» **SUPPLIED DATA**
※

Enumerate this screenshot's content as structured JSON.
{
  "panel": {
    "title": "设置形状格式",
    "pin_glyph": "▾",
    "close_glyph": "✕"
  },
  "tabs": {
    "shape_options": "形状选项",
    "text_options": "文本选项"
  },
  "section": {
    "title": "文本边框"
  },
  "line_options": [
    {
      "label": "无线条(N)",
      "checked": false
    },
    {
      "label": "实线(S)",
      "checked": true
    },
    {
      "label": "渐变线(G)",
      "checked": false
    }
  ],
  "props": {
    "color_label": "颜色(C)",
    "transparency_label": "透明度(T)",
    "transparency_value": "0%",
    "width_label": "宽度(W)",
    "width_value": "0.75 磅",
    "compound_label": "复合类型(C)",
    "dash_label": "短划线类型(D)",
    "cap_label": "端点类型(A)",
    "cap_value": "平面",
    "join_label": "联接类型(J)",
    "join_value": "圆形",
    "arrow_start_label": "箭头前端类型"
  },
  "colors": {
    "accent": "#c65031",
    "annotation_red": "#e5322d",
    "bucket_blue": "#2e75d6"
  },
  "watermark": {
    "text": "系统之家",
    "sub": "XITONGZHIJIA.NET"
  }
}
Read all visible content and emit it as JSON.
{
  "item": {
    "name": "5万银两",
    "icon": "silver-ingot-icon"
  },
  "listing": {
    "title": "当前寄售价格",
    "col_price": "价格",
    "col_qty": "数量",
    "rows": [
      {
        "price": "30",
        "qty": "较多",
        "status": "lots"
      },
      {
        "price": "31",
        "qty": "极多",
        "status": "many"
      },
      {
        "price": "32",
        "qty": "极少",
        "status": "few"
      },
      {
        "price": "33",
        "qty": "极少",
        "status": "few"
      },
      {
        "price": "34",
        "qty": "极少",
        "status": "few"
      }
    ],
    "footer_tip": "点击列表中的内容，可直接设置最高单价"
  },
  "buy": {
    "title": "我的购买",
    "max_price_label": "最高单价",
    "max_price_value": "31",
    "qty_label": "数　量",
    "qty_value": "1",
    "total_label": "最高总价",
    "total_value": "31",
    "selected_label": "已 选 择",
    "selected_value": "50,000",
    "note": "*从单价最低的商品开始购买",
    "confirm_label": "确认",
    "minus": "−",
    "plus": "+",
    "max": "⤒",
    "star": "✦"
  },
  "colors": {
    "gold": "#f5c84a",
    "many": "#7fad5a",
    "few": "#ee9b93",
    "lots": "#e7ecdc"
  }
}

※

» **WHAT YOU WILL DO**
Copy out each line exactly.

» **RESULT OF THE EXERCISE**
Enumerate this screenshot's content as structured JSON.
{
  "panel": {
    "title": "设置形状格式",
    "pin_glyph": "▾",
    "close_glyph": "✕"
  },
  "tabs": {
    "shape_options": "形状选项",
    "text_options": "文本选项"
  },
  "section": {
    "title": "文本边框"
  },
  "line_options": [
    {
      "label": "无线条(N)",
      "checked": false
    },
    {
      "label": "实线(S)",
      "checked": true
    },
    {
      "label": "渐变线(G)",
      "checked": false
    }
  ],
  "props": {
    "color_label": "颜色(C)",
    "transparency_label": "透明度(T)",
    "transparency_value": "0%",
    "width_label": "宽度(W)",
    "width_value": "0.75 磅",
    "compound_label": "复合类型(C)",
    "dash_label": "短划线类型(D)",
    "cap_label": "端点类型(A)",
    "cap_value": "平面",
    "join_label": "联接类型(J)",
    "join_value": "圆形",
    "arrow_start_label": "箭头前端类型"
  },
  "colors": {
    "accent": "#c65031",
    "annotation_red": "#e5322d",
    "bucket_blue": "#2e75d6"
  },
  "watermark": {
    "text": "系统之家",
    "sub": "XITONGZHIJIA.NET"
  }
}
Read all visible content and emit it as JSON.
{
  "item": {
    "name": "5万银两",
    "icon": "silver-ingot-icon"
  },
  "listing": {
    "title": "当前寄售价格",
    "col_price": "价格",
    "col_qty": "数量",
    "rows": [
      {
        "price": "30",
        "qty": "较多",
        "status": "lots"
      },
      {
        "price": "31",
        "qty": "极多",
        "status": "many"
      },
      {
        "price": "32",
        "qty": "极少",
        "status": "few"
      },
      {
        "price": "33",
        "qty": "极少",
        "status": "few"
      },
      {
        "price": "34",
        "qty": "极少",
        "status": "few"
      }
    ],
    "footer_tip": "点击列表中的内容，可直接设置最高单价"
  },
  "buy": {
    "title": "我的购买",
    "max_price_label": "最高单价",
    "max_price_value": "31",
    "qty_label": "数　量",
    "qty_value": "1",
    "total_label": "最高总价",
    "total_value": "31",
    "selected_label": "已 选 择",
    "selected_value": "50,000",
    "note": "*从单价最低的商品开始购买",
    "confirm_label": "确认",
    "minus": "−",
    "plus": "+",
    "max": "⤒",
    "star": "✦"
  },
  "colors": {
    "gold": "#f5c84a",
    "many": "#7fad5a",
    "few": "#ee9b93",
    "lots": "#e7ecdc"
  }
}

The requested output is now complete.